* **WHAT TO WORK ON**: What follows is a set of entries. Give them again exactly, without the pictures.
[start of DATASET ROWS]
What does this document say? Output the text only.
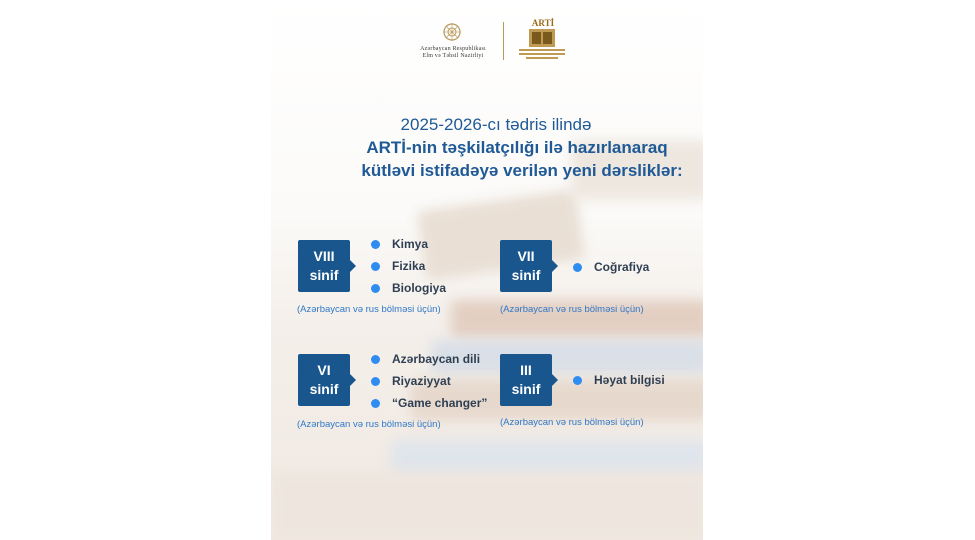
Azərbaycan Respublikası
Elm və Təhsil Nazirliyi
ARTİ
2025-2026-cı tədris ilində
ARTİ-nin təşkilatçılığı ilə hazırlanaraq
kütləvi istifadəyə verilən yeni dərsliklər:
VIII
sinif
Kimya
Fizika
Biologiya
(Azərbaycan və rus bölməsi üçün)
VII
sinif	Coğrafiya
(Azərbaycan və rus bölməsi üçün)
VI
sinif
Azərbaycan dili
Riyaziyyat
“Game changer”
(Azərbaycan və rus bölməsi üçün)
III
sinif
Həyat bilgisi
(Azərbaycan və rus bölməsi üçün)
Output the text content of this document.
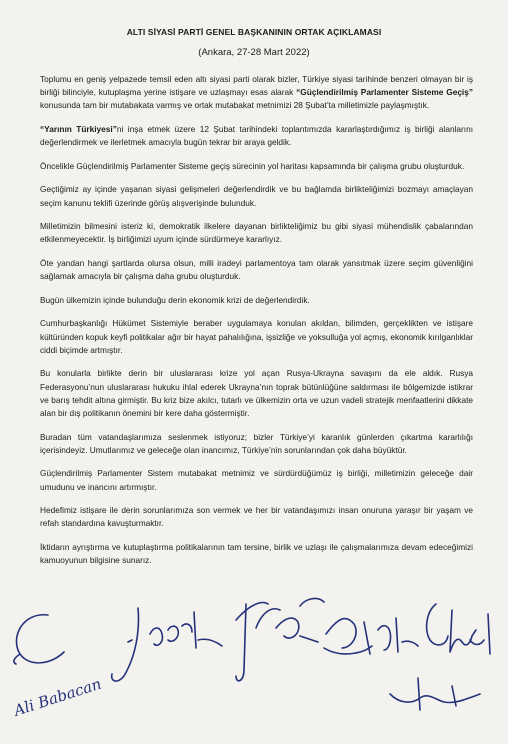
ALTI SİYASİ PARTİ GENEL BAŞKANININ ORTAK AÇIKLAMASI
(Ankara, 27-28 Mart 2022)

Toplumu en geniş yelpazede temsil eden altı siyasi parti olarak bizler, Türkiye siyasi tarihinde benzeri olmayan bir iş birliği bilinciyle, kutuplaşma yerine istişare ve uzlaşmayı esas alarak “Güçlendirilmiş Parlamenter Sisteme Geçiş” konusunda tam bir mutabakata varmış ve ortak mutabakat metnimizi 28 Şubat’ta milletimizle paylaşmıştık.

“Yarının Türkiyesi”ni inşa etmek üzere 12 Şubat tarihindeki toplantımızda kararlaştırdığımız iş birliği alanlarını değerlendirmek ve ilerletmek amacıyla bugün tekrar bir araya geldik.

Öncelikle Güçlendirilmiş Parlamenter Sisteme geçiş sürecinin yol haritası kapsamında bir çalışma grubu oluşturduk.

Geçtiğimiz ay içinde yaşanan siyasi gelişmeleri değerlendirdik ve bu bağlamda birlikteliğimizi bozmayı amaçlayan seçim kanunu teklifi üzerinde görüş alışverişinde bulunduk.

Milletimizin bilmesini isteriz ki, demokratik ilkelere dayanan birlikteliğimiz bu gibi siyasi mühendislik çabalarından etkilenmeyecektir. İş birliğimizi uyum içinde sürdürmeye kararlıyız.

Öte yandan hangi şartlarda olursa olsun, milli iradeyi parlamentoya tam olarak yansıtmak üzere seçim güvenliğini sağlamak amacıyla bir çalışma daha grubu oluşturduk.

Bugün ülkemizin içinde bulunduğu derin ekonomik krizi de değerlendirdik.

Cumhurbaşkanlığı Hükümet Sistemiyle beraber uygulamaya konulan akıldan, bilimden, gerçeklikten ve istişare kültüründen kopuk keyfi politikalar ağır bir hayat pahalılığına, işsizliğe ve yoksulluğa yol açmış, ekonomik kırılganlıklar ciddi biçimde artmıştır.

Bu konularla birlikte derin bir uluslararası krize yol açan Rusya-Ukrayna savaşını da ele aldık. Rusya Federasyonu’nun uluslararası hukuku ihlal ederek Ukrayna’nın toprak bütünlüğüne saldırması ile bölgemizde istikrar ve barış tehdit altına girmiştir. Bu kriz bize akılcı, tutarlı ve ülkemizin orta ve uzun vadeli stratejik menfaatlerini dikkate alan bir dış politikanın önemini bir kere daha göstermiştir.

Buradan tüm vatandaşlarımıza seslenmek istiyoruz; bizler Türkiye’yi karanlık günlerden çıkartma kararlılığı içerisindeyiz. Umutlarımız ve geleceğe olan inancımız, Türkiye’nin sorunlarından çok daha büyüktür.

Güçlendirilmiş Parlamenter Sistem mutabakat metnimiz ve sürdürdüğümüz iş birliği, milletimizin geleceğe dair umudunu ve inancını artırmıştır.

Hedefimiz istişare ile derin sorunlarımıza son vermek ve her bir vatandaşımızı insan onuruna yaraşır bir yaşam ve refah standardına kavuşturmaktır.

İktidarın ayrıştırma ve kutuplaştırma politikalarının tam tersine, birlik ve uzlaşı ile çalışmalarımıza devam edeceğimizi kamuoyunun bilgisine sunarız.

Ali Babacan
[end of DATASET ROWS]
* **TASK RESULT**:
What does this document say? Output the text only.
Azərbaycan Respublikası
Elm və Təhsil Nazirliyi
ARTİ
2025-2026-cı tədris ilində
ARTİ-nin təşkilatçılığı ilə hazırlanaraq
kütləvi istifadəyə verilən yeni dərsliklər:
VIII
sinif
Kimya
Fizika
Biologiya
(Azərbaycan və rus bölməsi üçün)
VII
sinif	Coğrafiya
(Azərbaycan və rus bölməsi üçün)
VI
sinif
Azərbaycan dili
Riyaziyyat
“Game changer”
(Azərbaycan və rus bölməsi üçün)
III
sinif
Həyat bilgisi
(Azərbaycan və rus bölməsi üçün)
Output the text content of this document.
ALTI SİYASİ PARTİ GENEL BAŞKANININ ORTAK AÇIKLAMASI
(Ankara, 27-28 Mart 2022)

Toplumu en geniş yelpazede temsil eden altı siyasi parti olarak bizler, Türkiye siyasi tarihinde benzeri olmayan bir iş birliği bilinciyle, kutuplaşma yerine istişare ve uzlaşmayı esas alarak “Güçlendirilmiş Parlamenter Sisteme Geçiş” konusunda tam bir mutabakata varmış ve ortak mutabakat metnimizi 28 Şubat’ta milletimizle paylaşmıştık.

“Yarının Türkiyesi”ni inşa etmek üzere 12 Şubat tarihindeki toplantımızda kararlaştırdığımız iş birliği alanlarını değerlendirmek ve ilerletmek amacıyla bugün tekrar bir araya geldik.

Öncelikle Güçlendirilmiş Parlamenter Sisteme geçiş sürecinin yol haritası kapsamında bir çalışma grubu oluşturduk.

Geçtiğimiz ay içinde yaşanan siyasi gelişmeleri değerlendirdik ve bu bağlamda birlikteliğimizi bozmayı amaçlayan seçim kanunu teklifi üzerinde görüş alışverişinde bulunduk.

Milletimizin bilmesini isteriz ki, demokratik ilkelere dayanan birlikteliğimiz bu gibi siyasi mühendislik çabalarından etkilenmeyecektir. İş birliğimizi uyum içinde sürdürmeye kararlıyız.

Öte yandan hangi şartlarda olursa olsun, milli iradeyi parlamentoya tam olarak yansıtmak üzere seçim güvenliğini sağlamak amacıyla bir çalışma daha grubu oluşturduk.

Bugün ülkemizin içinde bulunduğu derin ekonomik krizi de değerlendirdik.

Cumhurbaşkanlığı Hükümet Sistemiyle beraber uygulamaya konulan akıldan, bilimden, gerçeklikten ve istişare kültüründen kopuk keyfi politikalar ağır bir hayat pahalılığına, işsizliğe ve yoksulluğa yol açmış, ekonomik kırılganlıklar ciddi biçimde artmıştır.

Bu konularla birlikte derin bir uluslararası krize yol açan Rusya-Ukrayna savaşını da ele aldık. Rusya Federasyonu’nun uluslararası hukuku ihlal ederek Ukrayna’nın toprak bütünlüğüne saldırması ile bölgemizde istikrar ve barış tehdit altına girmiştir. Bu kriz bize akılcı, tutarlı ve ülkemizin orta ve uzun vadeli stratejik menfaatlerini dikkate alan bir dış politikanın önemini bir kere daha göstermiştir.

Buradan tüm vatandaşlarımıza seslenmek istiyoruz; bizler Türkiye’yi karanlık günlerden çıkartma kararlılığı içerisindeyiz. Umutlarımız ve geleceğe olan inancımız, Türkiye’nin sorunlarından çok daha büyüktür.

Güçlendirilmiş Parlamenter Sistem mutabakat metnimiz ve sürdürdüğümüz iş birliği, milletimizin geleceğe dair umudunu ve inancını artırmıştır.

Hedefimiz istişare ile derin sorunlarımıza son vermek ve her bir vatandaşımızı insan onuruna yaraşır bir yaşam ve refah standardına kavuşturmaktır.

İktidarın ayrıştırma ve kutuplaştırma politikalarının tam tersine, birlik ve uzlaşı ile çalışmalarımıza devam edeceğimizi kamuoyunun bilgisine sunarız.

Ali Babacan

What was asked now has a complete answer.